▸ **Task directions**
Can you render all of the records below as a JSON list of strings, with each line as its own string and blank lines omitted?

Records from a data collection

------

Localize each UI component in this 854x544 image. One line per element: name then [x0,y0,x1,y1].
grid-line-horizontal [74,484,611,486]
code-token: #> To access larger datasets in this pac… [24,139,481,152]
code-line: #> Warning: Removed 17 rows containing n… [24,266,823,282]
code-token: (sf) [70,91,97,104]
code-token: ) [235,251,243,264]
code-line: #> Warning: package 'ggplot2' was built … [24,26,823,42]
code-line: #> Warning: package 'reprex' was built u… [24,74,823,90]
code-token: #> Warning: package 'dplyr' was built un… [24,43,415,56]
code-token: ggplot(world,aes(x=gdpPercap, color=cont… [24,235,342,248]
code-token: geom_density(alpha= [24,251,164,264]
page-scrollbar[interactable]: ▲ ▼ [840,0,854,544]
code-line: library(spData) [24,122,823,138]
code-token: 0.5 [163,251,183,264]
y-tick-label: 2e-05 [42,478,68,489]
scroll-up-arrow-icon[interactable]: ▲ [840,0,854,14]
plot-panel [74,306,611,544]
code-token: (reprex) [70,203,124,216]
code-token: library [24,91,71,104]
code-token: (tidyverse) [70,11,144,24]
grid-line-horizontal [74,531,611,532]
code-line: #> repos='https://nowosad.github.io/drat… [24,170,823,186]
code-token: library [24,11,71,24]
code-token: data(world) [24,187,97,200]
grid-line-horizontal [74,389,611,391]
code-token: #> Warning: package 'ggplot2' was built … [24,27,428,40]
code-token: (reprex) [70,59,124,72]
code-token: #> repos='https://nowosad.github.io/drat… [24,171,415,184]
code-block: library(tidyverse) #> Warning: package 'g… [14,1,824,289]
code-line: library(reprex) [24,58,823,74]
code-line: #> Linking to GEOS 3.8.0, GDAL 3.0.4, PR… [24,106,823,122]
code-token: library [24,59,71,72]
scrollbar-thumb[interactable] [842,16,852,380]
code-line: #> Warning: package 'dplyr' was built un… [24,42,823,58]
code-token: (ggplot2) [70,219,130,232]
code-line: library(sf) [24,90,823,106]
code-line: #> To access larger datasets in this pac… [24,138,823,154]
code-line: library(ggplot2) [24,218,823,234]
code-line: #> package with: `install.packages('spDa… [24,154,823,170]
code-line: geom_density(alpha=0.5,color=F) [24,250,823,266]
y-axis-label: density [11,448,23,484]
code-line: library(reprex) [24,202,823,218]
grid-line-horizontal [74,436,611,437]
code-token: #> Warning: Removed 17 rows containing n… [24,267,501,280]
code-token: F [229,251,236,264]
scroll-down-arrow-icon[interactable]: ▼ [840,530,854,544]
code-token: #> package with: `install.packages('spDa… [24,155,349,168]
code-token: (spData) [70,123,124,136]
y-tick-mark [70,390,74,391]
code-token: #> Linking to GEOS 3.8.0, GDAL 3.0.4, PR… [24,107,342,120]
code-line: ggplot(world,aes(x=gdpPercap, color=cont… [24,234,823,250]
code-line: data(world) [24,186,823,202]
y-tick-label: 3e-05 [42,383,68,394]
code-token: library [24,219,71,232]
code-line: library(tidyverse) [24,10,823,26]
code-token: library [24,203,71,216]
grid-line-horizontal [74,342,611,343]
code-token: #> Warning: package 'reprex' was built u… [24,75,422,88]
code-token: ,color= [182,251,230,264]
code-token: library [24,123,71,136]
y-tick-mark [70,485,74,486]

------

▸ **Response below**
[
  "Localize each UI component in this 854x544 image. One line per element: name then [x0,y0,x1,y1].",
  "grid-line-horizontal [74,484,611,486]",
  "code-token: #> To access larger datasets in this pac… [24,139,481,152]",
  "code-line: #> Warning: Removed 17 rows containing n… [24,266,823,282]",
  "code-token: (sf) [70,91,97,104]",
  "code-token: ) [235,251,243,264]",
  "code-line: #> Warning: package 'ggplot2' was built … [24,26,823,42]",
  "code-line: #> Warning: package 'reprex' was built u… [24,74,823,90]",
  "code-token: #> Warning: package 'dplyr' was built un… [24,43,415,56]",
  "code-token: ggplot(world,aes(x=gdpPercap, color=cont… [24,235,342,248]",
  "code-token: geom_density(alpha= [24,251,164,264]",
  "page-scrollbar[interactable]: ▲ ▼ [840,0,854,544]",
  "code-line: library(spData) [24,122,823,138]",
  "code-token: 0.5 [163,251,183,264]",
  "y-tick-label: 2e-05 [42,478,68,489]",
  "scroll-up-arrow-icon[interactable]: ▲ [840,0,854,14]",
  "plot-panel [74,306,611,544]",
  "code-token: (reprex) [70,203,124,216]",
  "code-token: library [24,91,71,104]",
  "code-token: (tidyverse) [70,11,144,24]",
  "grid-line-horizontal [74,531,611,532]",
  "code-line: #> repos='https://nowosad.github.io/drat… [24,170,823,186]",
  "code-token: library [24,11,71,24]",
  "code-token: data(world) [24,187,97,200]",
  "grid-line-horizontal [74,389,611,391]",
  "code-token: #> Warning: package 'ggplot2' was built … [24,27,428,40]",
  "code-token: (reprex) [70,59,124,72]",
  "code-token: #> repos='https://nowosad.github.io/drat… [24,171,415,184]",
  "code-block: library(tidyverse) #> Warning: package 'g… [14,1,824,289]",
  "code-line: library(reprex) [24,58,823,74]",
  "code-line: #> Linking to GEOS 3.8.0, GDAL 3.0.4, PR… [24,106,823,122]",
  "code-token: library [24,59,71,72]",
  "scrollbar-thumb[interactable] [842,16,852,380]",
  "code-line: #> Warning: package 'dplyr' was built un… [24,42,823,58]",
  "code-token: (ggplot2) [70,219,130,232]",
  "code-line: library(sf) [24,90,823,106]",
  "code-line: #> To access larger datasets in this pac… [24,138,823,154]",
  "code-line: library(ggplot2) [24,218,823,234]",
  "code-line: #> package with: `install.packages('spDa… [24,154,823,170]",
  "code-line: geom_density(alpha=0.5,color=F) [24,250,823,266]",
  "y-axis-label: density [11,448,23,484]",
  "code-line: library(reprex) [24,202,823,218]",
  "grid-line-horizontal [74,436,611,437]",
  "code-token: #> Warning: Removed 17 rows containing n… [24,267,501,280]",
  "code-token: F [229,251,236,264]",
  "scroll-down-arrow-icon[interactable]: ▼ [840,530,854,544]",
  "code-token: #> package with: `install.packages('spDa… [24,155,349,168]",
  "code-token: (spData) [70,123,124,136]",
  "y-tick-mark [70,390,74,391]",
  "code-token: #> Linking to GEOS 3.8.0, GDAL 3.0.4, PR… [24,107,342,120]",
  "code-line: ggplot(world,aes(x=gdpPercap, color=cont… [24,234,823,250]",
  "code-line: data(world) [24,186,823,202]",
  "y-tick-label: 3e-05 [42,383,68,394]",
  "code-token: library [24,219,71,232]",
  "code-line: library(tidyverse) [24,10,823,26]",
  "code-token: library [24,203,71,216]",
  "grid-line-horizontal [74,342,611,343]",
  "code-token: #> Warning: package 'reprex' was built u… [24,75,422,88]",
  "code-token: ,color= [182,251,230,264]",
  "code-token: library [24,123,71,136]",
  "y-tick-mark [70,485,74,486]"
]